§ Provided data:

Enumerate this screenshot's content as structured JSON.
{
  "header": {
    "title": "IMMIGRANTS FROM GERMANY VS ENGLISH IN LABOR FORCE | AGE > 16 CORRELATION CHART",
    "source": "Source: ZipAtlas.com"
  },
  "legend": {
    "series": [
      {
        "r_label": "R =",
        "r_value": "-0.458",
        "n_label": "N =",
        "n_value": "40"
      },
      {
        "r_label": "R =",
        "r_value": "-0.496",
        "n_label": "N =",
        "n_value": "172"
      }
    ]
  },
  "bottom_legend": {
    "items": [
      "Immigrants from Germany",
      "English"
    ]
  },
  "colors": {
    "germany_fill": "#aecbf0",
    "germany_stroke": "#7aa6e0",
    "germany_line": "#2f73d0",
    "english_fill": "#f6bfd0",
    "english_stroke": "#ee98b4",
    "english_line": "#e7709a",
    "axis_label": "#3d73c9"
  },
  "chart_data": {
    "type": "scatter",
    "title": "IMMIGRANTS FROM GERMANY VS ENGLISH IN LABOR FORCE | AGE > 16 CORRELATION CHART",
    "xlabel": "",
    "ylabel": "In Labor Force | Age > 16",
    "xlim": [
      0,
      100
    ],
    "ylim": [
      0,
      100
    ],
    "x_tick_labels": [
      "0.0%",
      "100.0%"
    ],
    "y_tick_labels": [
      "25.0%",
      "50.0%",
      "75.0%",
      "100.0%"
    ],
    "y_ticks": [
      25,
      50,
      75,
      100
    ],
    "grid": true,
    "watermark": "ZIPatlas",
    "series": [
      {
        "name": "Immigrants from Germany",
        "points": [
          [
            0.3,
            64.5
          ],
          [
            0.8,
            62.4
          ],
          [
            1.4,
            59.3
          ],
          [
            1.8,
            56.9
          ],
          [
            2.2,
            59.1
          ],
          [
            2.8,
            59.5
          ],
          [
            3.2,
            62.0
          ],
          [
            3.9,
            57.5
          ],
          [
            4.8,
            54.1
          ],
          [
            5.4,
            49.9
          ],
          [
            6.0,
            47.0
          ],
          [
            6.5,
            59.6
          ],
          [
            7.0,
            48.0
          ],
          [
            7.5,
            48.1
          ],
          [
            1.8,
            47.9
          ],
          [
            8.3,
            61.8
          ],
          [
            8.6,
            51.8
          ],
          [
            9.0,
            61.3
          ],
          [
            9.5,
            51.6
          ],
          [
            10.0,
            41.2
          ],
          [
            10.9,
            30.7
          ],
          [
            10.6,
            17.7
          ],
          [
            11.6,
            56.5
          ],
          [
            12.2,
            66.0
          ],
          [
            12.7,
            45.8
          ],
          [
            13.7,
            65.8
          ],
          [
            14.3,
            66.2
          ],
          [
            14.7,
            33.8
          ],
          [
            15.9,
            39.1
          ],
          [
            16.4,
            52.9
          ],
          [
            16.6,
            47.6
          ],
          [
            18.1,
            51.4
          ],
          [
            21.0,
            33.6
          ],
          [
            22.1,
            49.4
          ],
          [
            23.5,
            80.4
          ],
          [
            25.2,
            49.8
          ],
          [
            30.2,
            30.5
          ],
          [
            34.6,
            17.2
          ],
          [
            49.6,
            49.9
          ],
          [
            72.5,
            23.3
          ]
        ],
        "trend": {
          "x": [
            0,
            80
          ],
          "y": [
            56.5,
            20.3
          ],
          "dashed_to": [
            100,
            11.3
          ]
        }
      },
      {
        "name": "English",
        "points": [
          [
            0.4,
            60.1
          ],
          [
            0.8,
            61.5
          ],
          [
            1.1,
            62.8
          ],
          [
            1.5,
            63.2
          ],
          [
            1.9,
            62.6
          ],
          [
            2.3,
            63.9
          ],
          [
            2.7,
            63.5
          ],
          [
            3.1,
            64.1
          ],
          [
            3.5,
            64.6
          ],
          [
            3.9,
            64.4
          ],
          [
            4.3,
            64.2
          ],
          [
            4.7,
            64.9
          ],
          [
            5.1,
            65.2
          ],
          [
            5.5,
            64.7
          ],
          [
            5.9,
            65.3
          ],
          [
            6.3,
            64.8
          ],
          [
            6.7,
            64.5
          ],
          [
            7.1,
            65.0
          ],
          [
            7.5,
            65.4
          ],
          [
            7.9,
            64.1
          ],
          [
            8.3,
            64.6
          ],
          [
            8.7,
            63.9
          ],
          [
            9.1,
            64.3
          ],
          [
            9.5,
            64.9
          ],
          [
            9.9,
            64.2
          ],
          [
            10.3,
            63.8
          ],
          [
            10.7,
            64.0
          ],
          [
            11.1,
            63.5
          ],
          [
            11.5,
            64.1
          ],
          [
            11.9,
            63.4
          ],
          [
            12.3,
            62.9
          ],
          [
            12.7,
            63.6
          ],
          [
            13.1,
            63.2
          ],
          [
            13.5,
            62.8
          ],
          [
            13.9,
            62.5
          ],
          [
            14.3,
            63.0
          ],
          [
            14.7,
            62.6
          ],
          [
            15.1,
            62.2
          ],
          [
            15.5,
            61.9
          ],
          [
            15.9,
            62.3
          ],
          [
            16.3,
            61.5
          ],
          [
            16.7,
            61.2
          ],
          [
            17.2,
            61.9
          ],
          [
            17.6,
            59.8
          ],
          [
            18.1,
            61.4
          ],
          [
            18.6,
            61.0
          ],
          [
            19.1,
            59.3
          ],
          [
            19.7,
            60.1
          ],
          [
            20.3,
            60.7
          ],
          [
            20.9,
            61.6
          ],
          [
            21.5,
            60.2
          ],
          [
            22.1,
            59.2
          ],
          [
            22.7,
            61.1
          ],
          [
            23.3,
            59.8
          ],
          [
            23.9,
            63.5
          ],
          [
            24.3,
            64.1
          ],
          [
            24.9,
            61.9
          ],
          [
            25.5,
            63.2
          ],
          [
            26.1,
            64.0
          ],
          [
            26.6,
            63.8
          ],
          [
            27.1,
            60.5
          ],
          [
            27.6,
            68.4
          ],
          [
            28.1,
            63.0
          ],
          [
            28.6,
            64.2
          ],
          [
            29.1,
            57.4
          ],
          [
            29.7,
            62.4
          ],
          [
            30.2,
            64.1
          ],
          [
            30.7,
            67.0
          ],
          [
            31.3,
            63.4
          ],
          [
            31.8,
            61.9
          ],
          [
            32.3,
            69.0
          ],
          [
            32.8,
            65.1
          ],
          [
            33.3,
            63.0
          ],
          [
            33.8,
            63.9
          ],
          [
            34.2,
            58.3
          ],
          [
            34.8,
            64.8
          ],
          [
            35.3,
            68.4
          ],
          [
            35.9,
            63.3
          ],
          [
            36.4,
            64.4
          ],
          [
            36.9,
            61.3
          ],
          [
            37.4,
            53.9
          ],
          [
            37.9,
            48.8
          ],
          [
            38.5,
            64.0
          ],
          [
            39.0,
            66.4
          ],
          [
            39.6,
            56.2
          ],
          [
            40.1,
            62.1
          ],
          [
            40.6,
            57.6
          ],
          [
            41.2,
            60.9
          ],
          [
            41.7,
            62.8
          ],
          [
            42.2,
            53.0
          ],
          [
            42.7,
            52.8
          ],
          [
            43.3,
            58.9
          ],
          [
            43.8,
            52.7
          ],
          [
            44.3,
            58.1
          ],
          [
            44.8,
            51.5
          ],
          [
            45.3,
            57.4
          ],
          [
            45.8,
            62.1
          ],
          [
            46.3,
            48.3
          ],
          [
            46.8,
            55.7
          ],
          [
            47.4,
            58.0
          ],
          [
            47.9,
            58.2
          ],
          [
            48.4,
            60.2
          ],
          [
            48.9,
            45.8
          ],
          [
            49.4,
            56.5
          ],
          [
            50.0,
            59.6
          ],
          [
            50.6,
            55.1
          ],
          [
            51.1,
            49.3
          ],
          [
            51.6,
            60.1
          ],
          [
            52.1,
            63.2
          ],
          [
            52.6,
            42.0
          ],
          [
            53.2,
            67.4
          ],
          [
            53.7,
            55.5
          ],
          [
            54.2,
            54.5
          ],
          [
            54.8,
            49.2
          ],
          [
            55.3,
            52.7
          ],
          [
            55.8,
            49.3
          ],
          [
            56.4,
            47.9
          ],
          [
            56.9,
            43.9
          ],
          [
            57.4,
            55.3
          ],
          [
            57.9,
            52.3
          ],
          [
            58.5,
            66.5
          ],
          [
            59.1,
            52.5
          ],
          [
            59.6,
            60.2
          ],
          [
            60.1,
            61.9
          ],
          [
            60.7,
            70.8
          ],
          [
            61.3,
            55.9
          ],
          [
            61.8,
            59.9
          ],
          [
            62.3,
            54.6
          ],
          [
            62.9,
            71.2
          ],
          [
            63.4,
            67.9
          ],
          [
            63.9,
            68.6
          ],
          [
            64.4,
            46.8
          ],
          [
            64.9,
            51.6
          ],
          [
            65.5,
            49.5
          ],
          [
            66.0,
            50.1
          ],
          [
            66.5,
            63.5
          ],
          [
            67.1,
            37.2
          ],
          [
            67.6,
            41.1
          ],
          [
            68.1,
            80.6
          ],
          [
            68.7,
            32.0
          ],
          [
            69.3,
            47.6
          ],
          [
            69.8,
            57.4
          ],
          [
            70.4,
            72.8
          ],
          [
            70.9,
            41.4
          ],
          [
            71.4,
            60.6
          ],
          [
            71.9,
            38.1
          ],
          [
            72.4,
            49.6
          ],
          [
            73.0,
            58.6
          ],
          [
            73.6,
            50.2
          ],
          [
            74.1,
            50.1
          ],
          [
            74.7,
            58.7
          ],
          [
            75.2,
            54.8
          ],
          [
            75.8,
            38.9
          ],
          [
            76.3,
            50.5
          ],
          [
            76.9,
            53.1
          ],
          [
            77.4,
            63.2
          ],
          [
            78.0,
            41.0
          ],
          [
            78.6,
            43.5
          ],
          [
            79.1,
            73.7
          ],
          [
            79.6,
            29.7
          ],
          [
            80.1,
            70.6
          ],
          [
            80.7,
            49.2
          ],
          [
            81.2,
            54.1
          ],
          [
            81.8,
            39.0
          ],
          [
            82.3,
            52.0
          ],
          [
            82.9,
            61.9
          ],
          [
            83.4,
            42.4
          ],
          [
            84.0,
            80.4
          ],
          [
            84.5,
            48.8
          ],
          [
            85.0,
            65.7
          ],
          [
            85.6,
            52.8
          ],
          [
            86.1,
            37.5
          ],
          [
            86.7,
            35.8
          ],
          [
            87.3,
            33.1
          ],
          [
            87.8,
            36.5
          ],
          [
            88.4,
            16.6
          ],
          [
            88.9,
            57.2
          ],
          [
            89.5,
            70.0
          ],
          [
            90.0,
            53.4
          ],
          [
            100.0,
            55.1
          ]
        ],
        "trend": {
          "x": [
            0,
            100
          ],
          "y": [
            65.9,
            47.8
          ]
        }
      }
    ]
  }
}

---

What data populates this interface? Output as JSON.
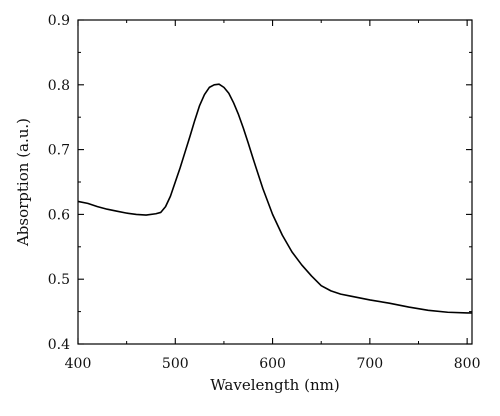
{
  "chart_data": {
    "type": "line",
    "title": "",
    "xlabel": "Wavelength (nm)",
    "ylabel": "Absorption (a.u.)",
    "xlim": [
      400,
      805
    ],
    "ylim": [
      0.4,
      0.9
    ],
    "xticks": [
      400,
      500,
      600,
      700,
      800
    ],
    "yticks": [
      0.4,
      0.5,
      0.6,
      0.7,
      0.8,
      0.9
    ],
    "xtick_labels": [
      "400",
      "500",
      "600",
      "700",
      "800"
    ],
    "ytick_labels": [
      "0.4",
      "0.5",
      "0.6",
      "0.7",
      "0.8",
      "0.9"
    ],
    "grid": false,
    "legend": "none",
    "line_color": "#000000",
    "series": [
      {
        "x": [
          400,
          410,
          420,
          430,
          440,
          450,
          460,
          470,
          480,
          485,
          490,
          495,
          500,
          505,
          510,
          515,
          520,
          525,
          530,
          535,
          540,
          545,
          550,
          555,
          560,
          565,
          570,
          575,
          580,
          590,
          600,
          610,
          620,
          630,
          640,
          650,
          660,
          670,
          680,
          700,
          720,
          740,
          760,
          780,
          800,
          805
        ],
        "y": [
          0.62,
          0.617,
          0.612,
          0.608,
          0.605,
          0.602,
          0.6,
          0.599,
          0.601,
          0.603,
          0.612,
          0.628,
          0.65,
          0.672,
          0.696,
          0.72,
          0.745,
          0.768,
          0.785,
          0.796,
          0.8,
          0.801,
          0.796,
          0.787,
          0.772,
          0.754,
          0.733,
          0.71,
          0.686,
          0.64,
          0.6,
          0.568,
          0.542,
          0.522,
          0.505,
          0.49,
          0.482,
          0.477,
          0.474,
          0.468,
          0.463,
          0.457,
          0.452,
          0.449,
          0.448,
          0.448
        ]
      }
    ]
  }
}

--

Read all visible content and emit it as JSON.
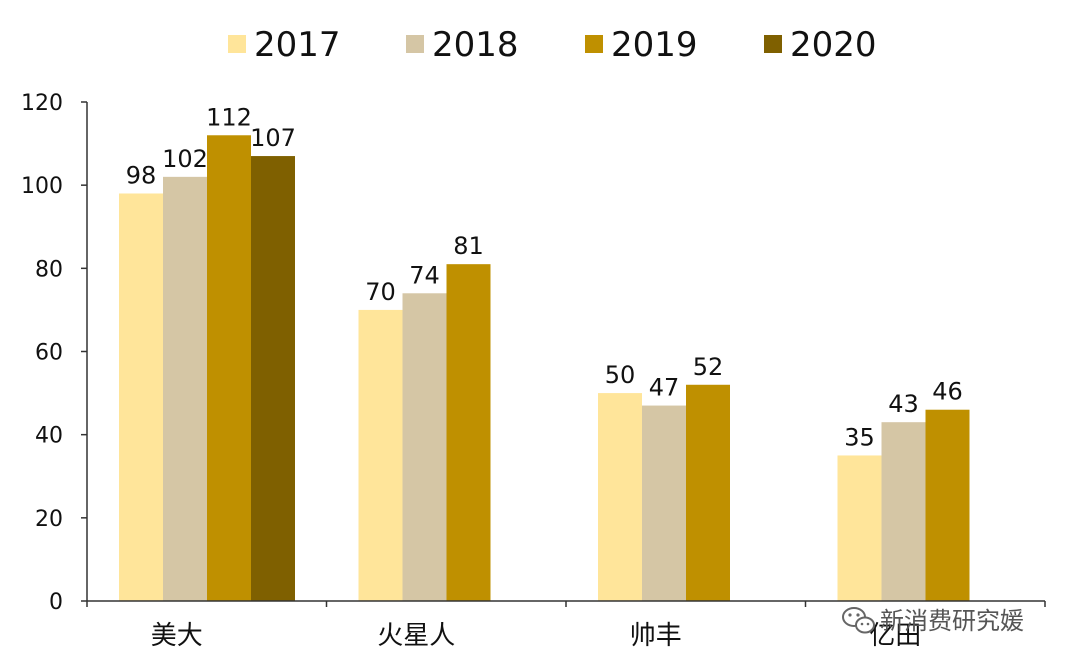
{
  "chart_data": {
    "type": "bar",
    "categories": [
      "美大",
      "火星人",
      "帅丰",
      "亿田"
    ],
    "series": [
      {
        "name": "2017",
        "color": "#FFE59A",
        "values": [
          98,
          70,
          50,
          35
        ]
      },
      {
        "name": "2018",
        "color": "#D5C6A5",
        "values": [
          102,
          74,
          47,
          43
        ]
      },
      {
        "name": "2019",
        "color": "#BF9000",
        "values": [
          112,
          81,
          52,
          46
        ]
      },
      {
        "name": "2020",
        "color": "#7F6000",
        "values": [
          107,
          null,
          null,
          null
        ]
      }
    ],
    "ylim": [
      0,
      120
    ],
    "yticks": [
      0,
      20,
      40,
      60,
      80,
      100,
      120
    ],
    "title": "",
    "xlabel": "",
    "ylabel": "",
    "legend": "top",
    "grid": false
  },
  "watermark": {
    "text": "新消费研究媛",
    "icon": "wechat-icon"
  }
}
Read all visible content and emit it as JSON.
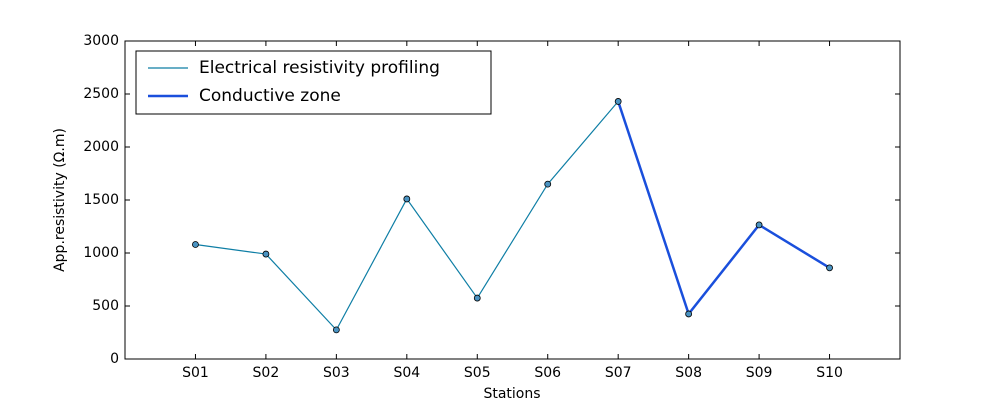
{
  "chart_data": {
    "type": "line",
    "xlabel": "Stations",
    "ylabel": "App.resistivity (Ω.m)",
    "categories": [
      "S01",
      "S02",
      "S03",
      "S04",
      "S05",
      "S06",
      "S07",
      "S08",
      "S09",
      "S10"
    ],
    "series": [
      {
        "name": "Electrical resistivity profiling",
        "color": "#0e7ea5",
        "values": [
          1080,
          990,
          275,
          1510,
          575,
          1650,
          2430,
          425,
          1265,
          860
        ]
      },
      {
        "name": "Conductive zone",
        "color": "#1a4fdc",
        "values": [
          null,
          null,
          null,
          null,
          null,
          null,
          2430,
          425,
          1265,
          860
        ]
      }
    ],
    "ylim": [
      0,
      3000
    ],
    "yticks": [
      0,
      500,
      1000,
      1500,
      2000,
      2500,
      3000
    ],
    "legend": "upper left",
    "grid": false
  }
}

§ Stated problem: Go through the records and gather the lines that hold "grid".

§ Expected answer:
    "grid": true,
    "grid": false,
    "grid": false
    "grid": false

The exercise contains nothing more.